▸ The task
Output every line below exactly.

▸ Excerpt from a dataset
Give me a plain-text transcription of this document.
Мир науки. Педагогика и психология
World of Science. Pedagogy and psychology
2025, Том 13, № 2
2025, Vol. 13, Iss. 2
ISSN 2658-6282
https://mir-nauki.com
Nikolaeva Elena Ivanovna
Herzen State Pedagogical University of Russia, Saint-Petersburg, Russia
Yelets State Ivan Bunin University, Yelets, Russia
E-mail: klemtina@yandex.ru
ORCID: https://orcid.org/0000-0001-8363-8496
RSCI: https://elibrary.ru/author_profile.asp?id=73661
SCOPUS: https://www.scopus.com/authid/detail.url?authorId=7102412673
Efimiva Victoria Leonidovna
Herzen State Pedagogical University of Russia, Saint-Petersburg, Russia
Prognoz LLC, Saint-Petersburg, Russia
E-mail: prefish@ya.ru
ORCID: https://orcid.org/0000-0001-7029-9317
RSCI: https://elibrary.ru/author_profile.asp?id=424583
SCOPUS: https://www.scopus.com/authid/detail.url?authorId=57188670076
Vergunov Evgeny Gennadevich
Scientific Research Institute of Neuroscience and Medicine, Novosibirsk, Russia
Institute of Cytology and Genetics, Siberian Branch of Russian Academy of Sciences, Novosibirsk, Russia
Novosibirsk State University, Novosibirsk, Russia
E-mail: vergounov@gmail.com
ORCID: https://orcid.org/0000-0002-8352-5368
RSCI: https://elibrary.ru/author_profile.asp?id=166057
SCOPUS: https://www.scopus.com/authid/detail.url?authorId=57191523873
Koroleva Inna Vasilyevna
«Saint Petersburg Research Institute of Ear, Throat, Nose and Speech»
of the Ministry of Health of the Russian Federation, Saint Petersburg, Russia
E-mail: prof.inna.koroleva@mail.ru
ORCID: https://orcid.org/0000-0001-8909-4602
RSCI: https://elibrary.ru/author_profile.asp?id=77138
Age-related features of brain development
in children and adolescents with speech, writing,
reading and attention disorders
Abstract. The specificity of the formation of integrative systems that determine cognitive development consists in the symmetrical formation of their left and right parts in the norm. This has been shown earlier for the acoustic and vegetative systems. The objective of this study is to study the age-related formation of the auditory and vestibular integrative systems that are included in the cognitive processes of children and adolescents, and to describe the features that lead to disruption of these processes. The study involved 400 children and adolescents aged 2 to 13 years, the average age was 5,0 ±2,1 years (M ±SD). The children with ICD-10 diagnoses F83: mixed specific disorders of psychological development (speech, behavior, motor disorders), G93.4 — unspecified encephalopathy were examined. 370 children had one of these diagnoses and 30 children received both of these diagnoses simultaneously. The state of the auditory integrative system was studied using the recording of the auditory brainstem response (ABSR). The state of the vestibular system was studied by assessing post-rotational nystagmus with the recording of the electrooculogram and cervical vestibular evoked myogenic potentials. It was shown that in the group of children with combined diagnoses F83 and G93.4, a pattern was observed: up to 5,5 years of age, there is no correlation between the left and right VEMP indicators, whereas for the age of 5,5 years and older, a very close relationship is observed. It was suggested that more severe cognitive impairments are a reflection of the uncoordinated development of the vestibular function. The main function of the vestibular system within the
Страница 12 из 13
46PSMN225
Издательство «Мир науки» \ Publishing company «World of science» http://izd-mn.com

▸ The response
Give me a plain-text transcription of this document.
Мир науки. Педагогика и психология
World of Science. Pedagogy and psychology
2025, Том 13, № 2
2025, Vol. 13, Iss. 2
ISSN 2658-6282
https://mir-nauki.com
Nikolaeva Elena Ivanovna
Herzen State Pedagogical University of Russia, Saint-Petersburg, Russia
Yelets State Ivan Bunin University, Yelets, Russia
E-mail: klemtina@yandex.ru
ORCID: https://orcid.org/0000-0001-8363-8496
RSCI: https://elibrary.ru/author_profile.asp?id=73661
SCOPUS: https://www.scopus.com/authid/detail.url?authorId=7102412673
Efimiva Victoria Leonidovna
Herzen State Pedagogical University of Russia, Saint-Petersburg, Russia
Prognoz LLC, Saint-Petersburg, Russia
E-mail: prefish@ya.ru
ORCID: https://orcid.org/0000-0001-7029-9317
RSCI: https://elibrary.ru/author_profile.asp?id=424583
SCOPUS: https://www.scopus.com/authid/detail.url?authorId=57188670076
Vergunov Evgeny Gennadevich
Scientific Research Institute of Neuroscience and Medicine, Novosibirsk, Russia
Institute of Cytology and Genetics, Siberian Branch of Russian Academy of Sciences, Novosibirsk, Russia
Novosibirsk State University, Novosibirsk, Russia
E-mail: vergounov@gmail.com
ORCID: https://orcid.org/0000-0002-8352-5368
RSCI: https://elibrary.ru/author_profile.asp?id=166057
SCOPUS: https://www.scopus.com/authid/detail.url?authorId=57191523873
Koroleva Inna Vasilyevna
«Saint Petersburg Research Institute of Ear, Throat, Nose and Speech»
of the Ministry of Health of the Russian Federation, Saint Petersburg, Russia
E-mail: prof.inna.koroleva@mail.ru
ORCID: https://orcid.org/0000-0001-8909-4602
RSCI: https://elibrary.ru/author_profile.asp?id=77138
Age-related features of brain development
in children and adolescents with speech, writing,
reading and attention disorders
Abstract. The specificity of the formation of integrative systems that determine cognitive development consists in the symmetrical formation of their left and right parts in the norm. This has been shown earlier for the acoustic and vegetative systems. The objective of this study is to study the age-related formation of the auditory and vestibular integrative systems that are included in the cognitive processes of children and adolescents, and to describe the features that lead to disruption of these processes. The study involved 400 children and adolescents aged 2 to 13 years, the average age was 5,0 ±2,1 years (M ±SD). The children with ICD-10 diagnoses F83: mixed specific disorders of psychological development (speech, behavior, motor disorders), G93.4 — unspecified encephalopathy were examined. 370 children had one of these diagnoses and 30 children received both of these diagnoses simultaneously. The state of the auditory integrative system was studied using the recording of the auditory brainstem response (ABSR). The state of the vestibular system was studied by assessing post-rotational nystagmus with the recording of the electrooculogram and cervical vestibular evoked myogenic potentials. It was shown that in the group of children with combined diagnoses F83 and G93.4, a pattern was observed: up to 5,5 years of age, there is no correlation between the left and right VEMP indicators, whereas for the age of 5,5 years and older, a very close relationship is observed. It was suggested that more severe cognitive impairments are a reflection of the uncoordinated development of the vestibular function. The main function of the vestibular system within the
Страница 12 из 13
46PSMN225
Издательство «Мир науки» \ Publishing company «World of science» http://izd-mn.com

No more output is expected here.